Exercise objective |
Can you write out all the lines word for word, with no pictures?

Task data |
--- start ---
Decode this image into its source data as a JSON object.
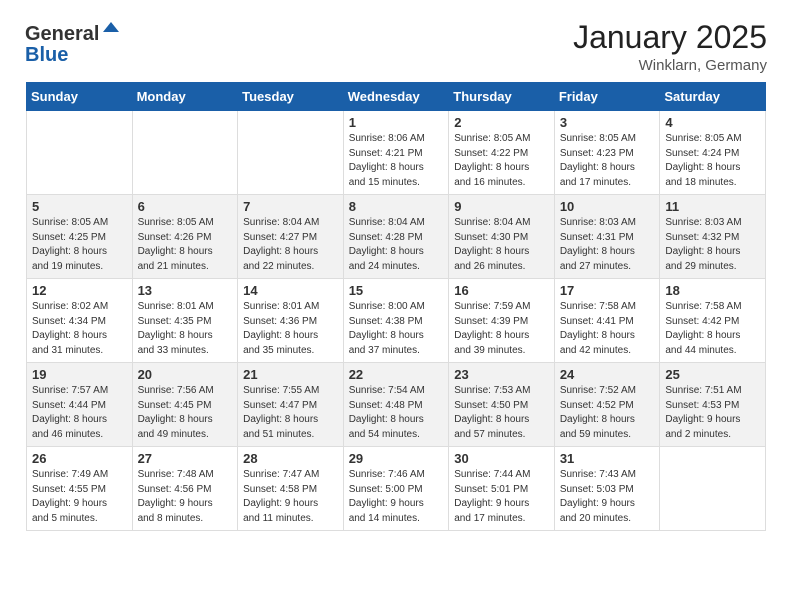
{
  "header": {
    "logo_general": "General",
    "logo_blue": "Blue",
    "month_title": "January 2025",
    "location": "Winklarn, Germany"
  },
  "weekdays": [
    "Sunday",
    "Monday",
    "Tuesday",
    "Wednesday",
    "Thursday",
    "Friday",
    "Saturday"
  ],
  "weeks": [
    [
      {
        "day": "",
        "info": ""
      },
      {
        "day": "",
        "info": ""
      },
      {
        "day": "",
        "info": ""
      },
      {
        "day": "1",
        "info": "Sunrise: 8:06 AM\nSunset: 4:21 PM\nDaylight: 8 hours\nand 15 minutes."
      },
      {
        "day": "2",
        "info": "Sunrise: 8:05 AM\nSunset: 4:22 PM\nDaylight: 8 hours\nand 16 minutes."
      },
      {
        "day": "3",
        "info": "Sunrise: 8:05 AM\nSunset: 4:23 PM\nDaylight: 8 hours\nand 17 minutes."
      },
      {
        "day": "4",
        "info": "Sunrise: 8:05 AM\nSunset: 4:24 PM\nDaylight: 8 hours\nand 18 minutes."
      }
    ],
    [
      {
        "day": "5",
        "info": "Sunrise: 8:05 AM\nSunset: 4:25 PM\nDaylight: 8 hours\nand 19 minutes."
      },
      {
        "day": "6",
        "info": "Sunrise: 8:05 AM\nSunset: 4:26 PM\nDaylight: 8 hours\nand 21 minutes."
      },
      {
        "day": "7",
        "info": "Sunrise: 8:04 AM\nSunset: 4:27 PM\nDaylight: 8 hours\nand 22 minutes."
      },
      {
        "day": "8",
        "info": "Sunrise: 8:04 AM\nSunset: 4:28 PM\nDaylight: 8 hours\nand 24 minutes."
      },
      {
        "day": "9",
        "info": "Sunrise: 8:04 AM\nSunset: 4:30 PM\nDaylight: 8 hours\nand 26 minutes."
      },
      {
        "day": "10",
        "info": "Sunrise: 8:03 AM\nSunset: 4:31 PM\nDaylight: 8 hours\nand 27 minutes."
      },
      {
        "day": "11",
        "info": "Sunrise: 8:03 AM\nSunset: 4:32 PM\nDaylight: 8 hours\nand 29 minutes."
      }
    ],
    [
      {
        "day": "12",
        "info": "Sunrise: 8:02 AM\nSunset: 4:34 PM\nDaylight: 8 hours\nand 31 minutes."
      },
      {
        "day": "13",
        "info": "Sunrise: 8:01 AM\nSunset: 4:35 PM\nDaylight: 8 hours\nand 33 minutes."
      },
      {
        "day": "14",
        "info": "Sunrise: 8:01 AM\nSunset: 4:36 PM\nDaylight: 8 hours\nand 35 minutes."
      },
      {
        "day": "15",
        "info": "Sunrise: 8:00 AM\nSunset: 4:38 PM\nDaylight: 8 hours\nand 37 minutes."
      },
      {
        "day": "16",
        "info": "Sunrise: 7:59 AM\nSunset: 4:39 PM\nDaylight: 8 hours\nand 39 minutes."
      },
      {
        "day": "17",
        "info": "Sunrise: 7:58 AM\nSunset: 4:41 PM\nDaylight: 8 hours\nand 42 minutes."
      },
      {
        "day": "18",
        "info": "Sunrise: 7:58 AM\nSunset: 4:42 PM\nDaylight: 8 hours\nand 44 minutes."
      }
    ],
    [
      {
        "day": "19",
        "info": "Sunrise: 7:57 AM\nSunset: 4:44 PM\nDaylight: 8 hours\nand 46 minutes."
      },
      {
        "day": "20",
        "info": "Sunrise: 7:56 AM\nSunset: 4:45 PM\nDaylight: 8 hours\nand 49 minutes."
      },
      {
        "day": "21",
        "info": "Sunrise: 7:55 AM\nSunset: 4:47 PM\nDaylight: 8 hours\nand 51 minutes."
      },
      {
        "day": "22",
        "info": "Sunrise: 7:54 AM\nSunset: 4:48 PM\nDaylight: 8 hours\nand 54 minutes."
      },
      {
        "day": "23",
        "info": "Sunrise: 7:53 AM\nSunset: 4:50 PM\nDaylight: 8 hours\nand 57 minutes."
      },
      {
        "day": "24",
        "info": "Sunrise: 7:52 AM\nSunset: 4:52 PM\nDaylight: 8 hours\nand 59 minutes."
      },
      {
        "day": "25",
        "info": "Sunrise: 7:51 AM\nSunset: 4:53 PM\nDaylight: 9 hours\nand 2 minutes."
      }
    ],
    [
      {
        "day": "26",
        "info": "Sunrise: 7:49 AM\nSunset: 4:55 PM\nDaylight: 9 hours\nand 5 minutes."
      },
      {
        "day": "27",
        "info": "Sunrise: 7:48 AM\nSunset: 4:56 PM\nDaylight: 9 hours\nand 8 minutes."
      },
      {
        "day": "28",
        "info": "Sunrise: 7:47 AM\nSunset: 4:58 PM\nDaylight: 9 hours\nand 11 minutes."
      },
      {
        "day": "29",
        "info": "Sunrise: 7:46 AM\nSunset: 5:00 PM\nDaylight: 9 hours\nand 14 minutes."
      },
      {
        "day": "30",
        "info": "Sunrise: 7:44 AM\nSunset: 5:01 PM\nDaylight: 9 hours\nand 17 minutes."
      },
      {
        "day": "31",
        "info": "Sunrise: 7:43 AM\nSunset: 5:03 PM\nDaylight: 9 hours\nand 20 minutes."
      },
      {
        "day": "",
        "info": ""
      }
    ]
  ]
}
--- end ---
Full answer |
Decode this image into its source data as a JSON object.
{
  "header": {
    "logo_general": "General",
    "logo_blue": "Blue",
    "month_title": "January 2025",
    "location": "Winklarn, Germany"
  },
  "weekdays": [
    "Sunday",
    "Monday",
    "Tuesday",
    "Wednesday",
    "Thursday",
    "Friday",
    "Saturday"
  ],
  "weeks": [
    [
      {
        "day": "",
        "info": ""
      },
      {
        "day": "",
        "info": ""
      },
      {
        "day": "",
        "info": ""
      },
      {
        "day": "1",
        "info": "Sunrise: 8:06 AM\nSunset: 4:21 PM\nDaylight: 8 hours\nand 15 minutes."
      },
      {
        "day": "2",
        "info": "Sunrise: 8:05 AM\nSunset: 4:22 PM\nDaylight: 8 hours\nand 16 minutes."
      },
      {
        "day": "3",
        "info": "Sunrise: 8:05 AM\nSunset: 4:23 PM\nDaylight: 8 hours\nand 17 minutes."
      },
      {
        "day": "4",
        "info": "Sunrise: 8:05 AM\nSunset: 4:24 PM\nDaylight: 8 hours\nand 18 minutes."
      }
    ],
    [
      {
        "day": "5",
        "info": "Sunrise: 8:05 AM\nSunset: 4:25 PM\nDaylight: 8 hours\nand 19 minutes."
      },
      {
        "day": "6",
        "info": "Sunrise: 8:05 AM\nSunset: 4:26 PM\nDaylight: 8 hours\nand 21 minutes."
      },
      {
        "day": "7",
        "info": "Sunrise: 8:04 AM\nSunset: 4:27 PM\nDaylight: 8 hours\nand 22 minutes."
      },
      {
        "day": "8",
        "info": "Sunrise: 8:04 AM\nSunset: 4:28 PM\nDaylight: 8 hours\nand 24 minutes."
      },
      {
        "day": "9",
        "info": "Sunrise: 8:04 AM\nSunset: 4:30 PM\nDaylight: 8 hours\nand 26 minutes."
      },
      {
        "day": "10",
        "info": "Sunrise: 8:03 AM\nSunset: 4:31 PM\nDaylight: 8 hours\nand 27 minutes."
      },
      {
        "day": "11",
        "info": "Sunrise: 8:03 AM\nSunset: 4:32 PM\nDaylight: 8 hours\nand 29 minutes."
      }
    ],
    [
      {
        "day": "12",
        "info": "Sunrise: 8:02 AM\nSunset: 4:34 PM\nDaylight: 8 hours\nand 31 minutes."
      },
      {
        "day": "13",
        "info": "Sunrise: 8:01 AM\nSunset: 4:35 PM\nDaylight: 8 hours\nand 33 minutes."
      },
      {
        "day": "14",
        "info": "Sunrise: 8:01 AM\nSunset: 4:36 PM\nDaylight: 8 hours\nand 35 minutes."
      },
      {
        "day": "15",
        "info": "Sunrise: 8:00 AM\nSunset: 4:38 PM\nDaylight: 8 hours\nand 37 minutes."
      },
      {
        "day": "16",
        "info": "Sunrise: 7:59 AM\nSunset: 4:39 PM\nDaylight: 8 hours\nand 39 minutes."
      },
      {
        "day": "17",
        "info": "Sunrise: 7:58 AM\nSunset: 4:41 PM\nDaylight: 8 hours\nand 42 minutes."
      },
      {
        "day": "18",
        "info": "Sunrise: 7:58 AM\nSunset: 4:42 PM\nDaylight: 8 hours\nand 44 minutes."
      }
    ],
    [
      {
        "day": "19",
        "info": "Sunrise: 7:57 AM\nSunset: 4:44 PM\nDaylight: 8 hours\nand 46 minutes."
      },
      {
        "day": "20",
        "info": "Sunrise: 7:56 AM\nSunset: 4:45 PM\nDaylight: 8 hours\nand 49 minutes."
      },
      {
        "day": "21",
        "info": "Sunrise: 7:55 AM\nSunset: 4:47 PM\nDaylight: 8 hours\nand 51 minutes."
      },
      {
        "day": "22",
        "info": "Sunrise: 7:54 AM\nSunset: 4:48 PM\nDaylight: 8 hours\nand 54 minutes."
      },
      {
        "day": "23",
        "info": "Sunrise: 7:53 AM\nSunset: 4:50 PM\nDaylight: 8 hours\nand 57 minutes."
      },
      {
        "day": "24",
        "info": "Sunrise: 7:52 AM\nSunset: 4:52 PM\nDaylight: 8 hours\nand 59 minutes."
      },
      {
        "day": "25",
        "info": "Sunrise: 7:51 AM\nSunset: 4:53 PM\nDaylight: 9 hours\nand 2 minutes."
      }
    ],
    [
      {
        "day": "26",
        "info": "Sunrise: 7:49 AM\nSunset: 4:55 PM\nDaylight: 9 hours\nand 5 minutes."
      },
      {
        "day": "27",
        "info": "Sunrise: 7:48 AM\nSunset: 4:56 PM\nDaylight: 9 hours\nand 8 minutes."
      },
      {
        "day": "28",
        "info": "Sunrise: 7:47 AM\nSunset: 4:58 PM\nDaylight: 9 hours\nand 11 minutes."
      },
      {
        "day": "29",
        "info": "Sunrise: 7:46 AM\nSunset: 5:00 PM\nDaylight: 9 hours\nand 14 minutes."
      },
      {
        "day": "30",
        "info": "Sunrise: 7:44 AM\nSunset: 5:01 PM\nDaylight: 9 hours\nand 17 minutes."
      },
      {
        "day": "31",
        "info": "Sunrise: 7:43 AM\nSunset: 5:03 PM\nDaylight: 9 hours\nand 20 minutes."
      },
      {
        "day": "",
        "info": ""
      }
    ]
  ]
}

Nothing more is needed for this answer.